Stored items:
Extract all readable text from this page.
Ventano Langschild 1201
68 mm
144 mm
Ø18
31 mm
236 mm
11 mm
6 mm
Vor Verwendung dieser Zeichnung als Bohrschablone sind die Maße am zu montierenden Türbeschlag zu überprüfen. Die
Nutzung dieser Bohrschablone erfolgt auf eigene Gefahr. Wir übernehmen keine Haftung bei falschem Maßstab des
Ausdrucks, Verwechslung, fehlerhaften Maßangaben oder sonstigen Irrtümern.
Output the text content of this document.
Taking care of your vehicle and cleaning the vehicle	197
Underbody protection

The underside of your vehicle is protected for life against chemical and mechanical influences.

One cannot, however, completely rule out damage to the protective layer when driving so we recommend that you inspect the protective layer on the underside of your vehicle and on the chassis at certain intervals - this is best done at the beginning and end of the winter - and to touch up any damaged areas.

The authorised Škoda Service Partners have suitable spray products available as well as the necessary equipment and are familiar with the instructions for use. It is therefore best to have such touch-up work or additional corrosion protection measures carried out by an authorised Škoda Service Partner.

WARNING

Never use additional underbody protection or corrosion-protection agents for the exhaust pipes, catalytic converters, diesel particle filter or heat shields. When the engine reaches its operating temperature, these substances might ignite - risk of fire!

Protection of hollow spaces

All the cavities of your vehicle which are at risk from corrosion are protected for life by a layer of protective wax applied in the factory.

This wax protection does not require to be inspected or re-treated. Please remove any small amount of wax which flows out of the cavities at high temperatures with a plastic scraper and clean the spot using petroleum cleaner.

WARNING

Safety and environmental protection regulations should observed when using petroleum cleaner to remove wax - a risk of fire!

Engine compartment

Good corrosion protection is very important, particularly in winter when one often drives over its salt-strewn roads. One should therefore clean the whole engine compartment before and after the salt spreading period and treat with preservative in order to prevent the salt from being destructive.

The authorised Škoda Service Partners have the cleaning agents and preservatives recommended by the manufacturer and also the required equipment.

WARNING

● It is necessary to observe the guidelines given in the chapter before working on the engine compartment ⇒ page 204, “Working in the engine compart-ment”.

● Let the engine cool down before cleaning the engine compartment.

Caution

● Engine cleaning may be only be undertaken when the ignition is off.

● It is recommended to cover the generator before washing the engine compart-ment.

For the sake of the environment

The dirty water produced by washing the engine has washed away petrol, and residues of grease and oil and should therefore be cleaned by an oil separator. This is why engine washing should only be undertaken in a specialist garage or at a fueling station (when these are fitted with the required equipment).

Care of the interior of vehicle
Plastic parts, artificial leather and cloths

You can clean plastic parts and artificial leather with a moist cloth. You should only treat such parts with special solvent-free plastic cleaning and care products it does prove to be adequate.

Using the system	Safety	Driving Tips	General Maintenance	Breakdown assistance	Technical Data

▶ Do this
Tally the lines holding the string "risk" and give only the count.

▶ Response to this task
3